Task prompt -
The data below should be printed in full, exactly, and without any of its images.

Extracted data entries
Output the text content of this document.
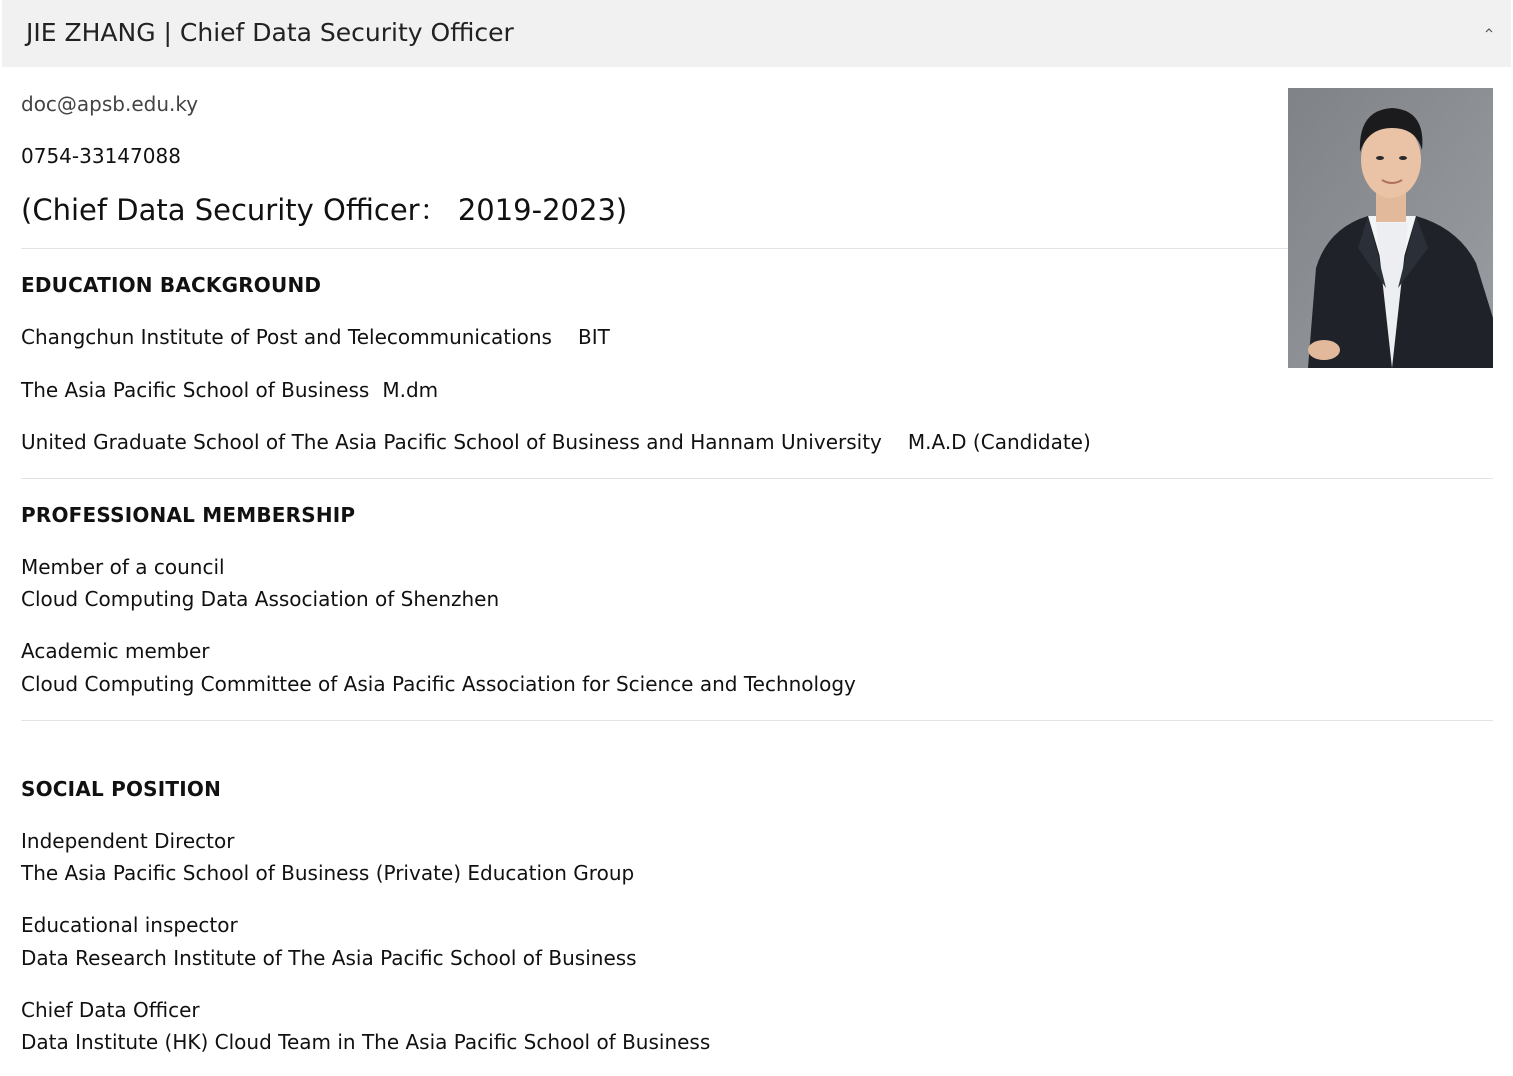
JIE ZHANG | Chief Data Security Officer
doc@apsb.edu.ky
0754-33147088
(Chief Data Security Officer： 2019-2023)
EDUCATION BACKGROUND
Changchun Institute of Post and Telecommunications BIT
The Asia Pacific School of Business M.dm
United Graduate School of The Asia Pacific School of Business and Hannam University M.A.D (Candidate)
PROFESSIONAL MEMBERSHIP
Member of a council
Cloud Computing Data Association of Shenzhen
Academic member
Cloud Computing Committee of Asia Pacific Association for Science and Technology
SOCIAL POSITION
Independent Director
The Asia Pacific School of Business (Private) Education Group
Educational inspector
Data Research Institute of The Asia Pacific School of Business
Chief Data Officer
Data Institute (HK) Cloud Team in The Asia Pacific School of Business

Solved problem -
Output the text content of this document.
JIE ZHANG | Chief Data Security Officer
doc@apsb.edu.ky
0754-33147088
(Chief Data Security Officer： 2019-2023)
EDUCATION BACKGROUND
Changchun Institute of Post and Telecommunications BIT
The Asia Pacific School of Business M.dm
United Graduate School of The Asia Pacific School of Business and Hannam University M.A.D (Candidate)
PROFESSIONAL MEMBERSHIP
Member of a council
Cloud Computing Data Association of Shenzhen
Academic member
Cloud Computing Committee of Asia Pacific Association for Science and Technology
SOCIAL POSITION
Independent Director
The Asia Pacific School of Business (Private) Education Group
Educational inspector
Data Research Institute of The Asia Pacific School of Business
Chief Data Officer
Data Institute (HK) Cloud Team in The Asia Pacific School of Business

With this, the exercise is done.